Directions for this task » Repeat the records below exactly, leaving out any pictures.

Supplied material »
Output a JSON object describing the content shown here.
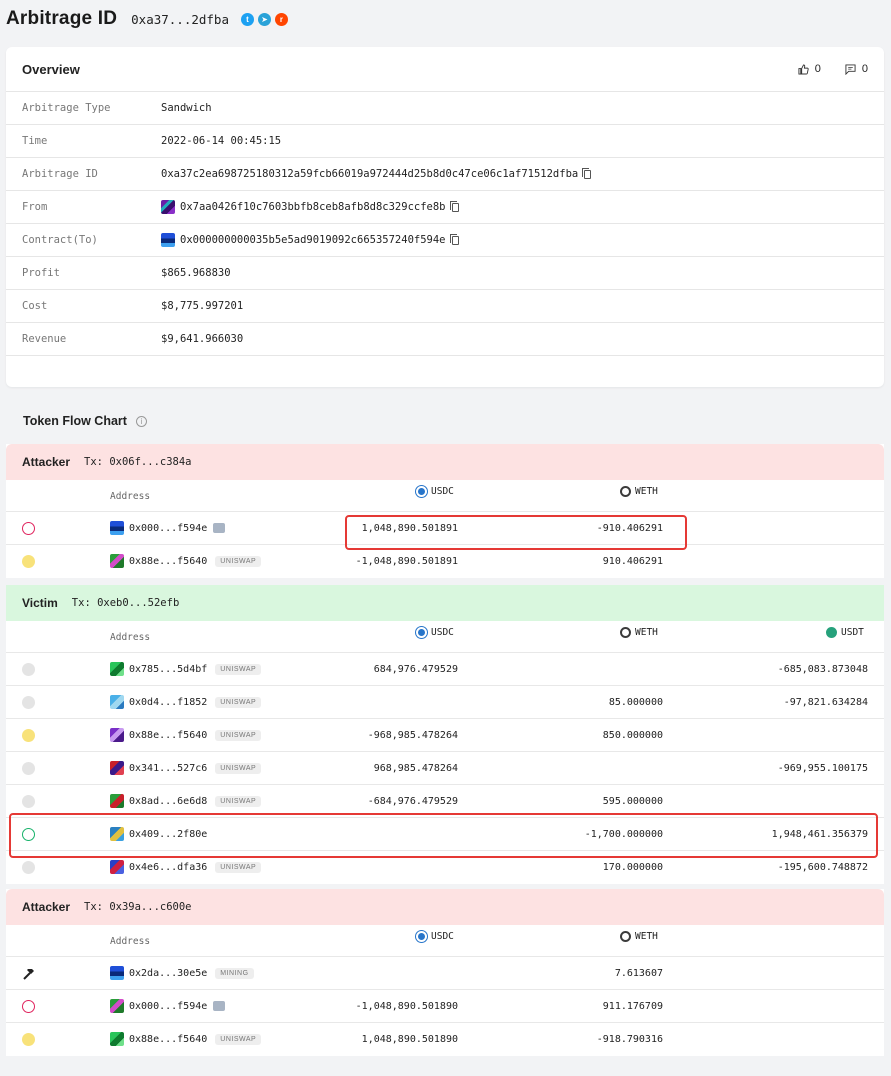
{
  "header": {
    "title": "Arbitrage ID",
    "short_id": "0xa37...2dfba"
  },
  "overview": {
    "title": "Overview",
    "likes": "0",
    "comments": "0",
    "rows": [
      {
        "label": "Arbitrage Type",
        "value": "Sandwich"
      },
      {
        "label": "Time",
        "value": "2022-06-14 00:45:15"
      },
      {
        "label": "Arbitrage ID",
        "value": "0xa37c2ea698725180312a59fcb66019a972444d25b8d0c47ce06c1af71512dfba"
      },
      {
        "label": "From",
        "value": "0x7aa0426f10c7603bbfb8ceb8afb8d8c329ccfe8b"
      },
      {
        "label": "Contract(To)",
        "value": "0x000000000035b5e5ad9019092c665357240f594e"
      },
      {
        "label": "Profit",
        "value": "$865.968830"
      },
      {
        "label": "Cost",
        "value": "$8,775.997201"
      },
      {
        "label": "Revenue",
        "value": "$9,641.966030"
      }
    ]
  },
  "token_flow": {
    "title": "Token Flow Chart",
    "address_header": "Address",
    "tokens": {
      "usdc": "USDC",
      "weth": "WETH",
      "usdt": "USDT"
    },
    "sections": [
      {
        "role": "Attacker",
        "tx": "Tx: 0x06f...c384a",
        "rows": [
          {
            "dot": "bot",
            "addr": "0x000...f594e",
            "tag": "",
            "robot": true,
            "usdc": "1,048,890.501891",
            "weth": "-910.406291",
            "usdt": ""
          },
          {
            "dot": "yellow",
            "addr": "0x88e...f5640",
            "tag": "UNISWAP",
            "usdc": "-1,048,890.501891",
            "weth": "910.406291",
            "usdt": ""
          }
        ]
      },
      {
        "role": "Victim",
        "tx": "Tx: 0xeb0...52efb",
        "rows": [
          {
            "dot": "grey",
            "addr": "0x785...5d4bf",
            "tag": "UNISWAP",
            "usdc": "684,976.479529",
            "weth": "",
            "usdt": "-685,083.873048"
          },
          {
            "dot": "grey",
            "addr": "0x0d4...f1852",
            "tag": "UNISWAP",
            "usdc": "",
            "weth": "85.000000",
            "usdt": "-97,821.634284"
          },
          {
            "dot": "yellow",
            "addr": "0x88e...f5640",
            "tag": "UNISWAP",
            "usdc": "-968,985.478264",
            "weth": "850.000000",
            "usdt": ""
          },
          {
            "dot": "grey",
            "addr": "0x341...527c6",
            "tag": "UNISWAP",
            "usdc": "968,985.478264",
            "weth": "",
            "usdt": "-969,955.100175"
          },
          {
            "dot": "grey",
            "addr": "0x8ad...6e6d8",
            "tag": "UNISWAP",
            "usdc": "-684,976.479529",
            "weth": "595.000000",
            "usdt": ""
          },
          {
            "dot": "victim",
            "addr": "0x409...2f80e",
            "tag": "",
            "usdc": "",
            "weth": "-1,700.000000",
            "usdt": "1,948,461.356379"
          },
          {
            "dot": "grey",
            "addr": "0x4e6...dfa36",
            "tag": "UNISWAP",
            "usdc": "",
            "weth": "170.000000",
            "usdt": "-195,600.748872"
          }
        ]
      },
      {
        "role": "Attacker",
        "tx": "Tx: 0x39a...c600e",
        "rows": [
          {
            "dot": "miner",
            "addr": "0x2da...30e5e",
            "tag": "MINING",
            "usdc": "",
            "weth": "7.613607",
            "usdt": ""
          },
          {
            "dot": "bot",
            "addr": "0x000...f594e",
            "tag": "",
            "robot": true,
            "usdc": "-1,048,890.501890",
            "weth": "911.176709",
            "usdt": ""
          },
          {
            "dot": "yellow",
            "addr": "0x88e...f5640",
            "tag": "UNISWAP",
            "usdc": "1,048,890.501890",
            "weth": "-918.790316",
            "usdt": ""
          }
        ]
      }
    ]
  },
  "colors": {
    "attacker_bg": "#fde2e2",
    "victim_bg": "#d9f7de",
    "highlight": "#e53935"
  }
}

The result »
Output a JSON object describing the content shown here.
{
  "header": {
    "title": "Arbitrage ID",
    "short_id": "0xa37...2dfba"
  },
  "overview": {
    "title": "Overview",
    "likes": "0",
    "comments": "0",
    "rows": [
      {
        "label": "Arbitrage Type",
        "value": "Sandwich"
      },
      {
        "label": "Time",
        "value": "2022-06-14 00:45:15"
      },
      {
        "label": "Arbitrage ID",
        "value": "0xa37c2ea698725180312a59fcb66019a972444d25b8d0c47ce06c1af71512dfba"
      },
      {
        "label": "From",
        "value": "0x7aa0426f10c7603bbfb8ceb8afb8d8c329ccfe8b"
      },
      {
        "label": "Contract(To)",
        "value": "0x000000000035b5e5ad9019092c665357240f594e"
      },
      {
        "label": "Profit",
        "value": "$865.968830"
      },
      {
        "label": "Cost",
        "value": "$8,775.997201"
      },
      {
        "label": "Revenue",
        "value": "$9,641.966030"
      }
    ]
  },
  "token_flow": {
    "title": "Token Flow Chart",
    "address_header": "Address",
    "tokens": {
      "usdc": "USDC",
      "weth": "WETH",
      "usdt": "USDT"
    },
    "sections": [
      {
        "role": "Attacker",
        "tx": "Tx: 0x06f...c384a",
        "rows": [
          {
            "dot": "bot",
            "addr": "0x000...f594e",
            "tag": "",
            "robot": true,
            "usdc": "1,048,890.501891",
            "weth": "-910.406291",
            "usdt": ""
          },
          {
            "dot": "yellow",
            "addr": "0x88e...f5640",
            "tag": "UNISWAP",
            "usdc": "-1,048,890.501891",
            "weth": "910.406291",
            "usdt": ""
          }
        ]
      },
      {
        "role": "Victim",
        "tx": "Tx: 0xeb0...52efb",
        "rows": [
          {
            "dot": "grey",
            "addr": "0x785...5d4bf",
            "tag": "UNISWAP",
            "usdc": "684,976.479529",
            "weth": "",
            "usdt": "-685,083.873048"
          },
          {
            "dot": "grey",
            "addr": "0x0d4...f1852",
            "tag": "UNISWAP",
            "usdc": "",
            "weth": "85.000000",
            "usdt": "-97,821.634284"
          },
          {
            "dot": "yellow",
            "addr": "0x88e...f5640",
            "tag": "UNISWAP",
            "usdc": "-968,985.478264",
            "weth": "850.000000",
            "usdt": ""
          },
          {
            "dot": "grey",
            "addr": "0x341...527c6",
            "tag": "UNISWAP",
            "usdc": "968,985.478264",
            "weth": "",
            "usdt": "-969,955.100175"
          },
          {
            "dot": "grey",
            "addr": "0x8ad...6e6d8",
            "tag": "UNISWAP",
            "usdc": "-684,976.479529",
            "weth": "595.000000",
            "usdt": ""
          },
          {
            "dot": "victim",
            "addr": "0x409...2f80e",
            "tag": "",
            "usdc": "",
            "weth": "-1,700.000000",
            "usdt": "1,948,461.356379"
          },
          {
            "dot": "grey",
            "addr": "0x4e6...dfa36",
            "tag": "UNISWAP",
            "usdc": "",
            "weth": "170.000000",
            "usdt": "-195,600.748872"
          }
        ]
      },
      {
        "role": "Attacker",
        "tx": "Tx: 0x39a...c600e",
        "rows": [
          {
            "dot": "miner",
            "addr": "0x2da...30e5e",
            "tag": "MINING",
            "usdc": "",
            "weth": "7.613607",
            "usdt": ""
          },
          {
            "dot": "bot",
            "addr": "0x000...f594e",
            "tag": "",
            "robot": true,
            "usdc": "-1,048,890.501890",
            "weth": "911.176709",
            "usdt": ""
          },
          {
            "dot": "yellow",
            "addr": "0x88e...f5640",
            "tag": "UNISWAP",
            "usdc": "1,048,890.501890",
            "weth": "-918.790316",
            "usdt": ""
          }
        ]
      }
    ]
  },
  "colors": {
    "attacker_bg": "#fde2e2",
    "victim_bg": "#d9f7de",
    "highlight": "#e53935"
  }
}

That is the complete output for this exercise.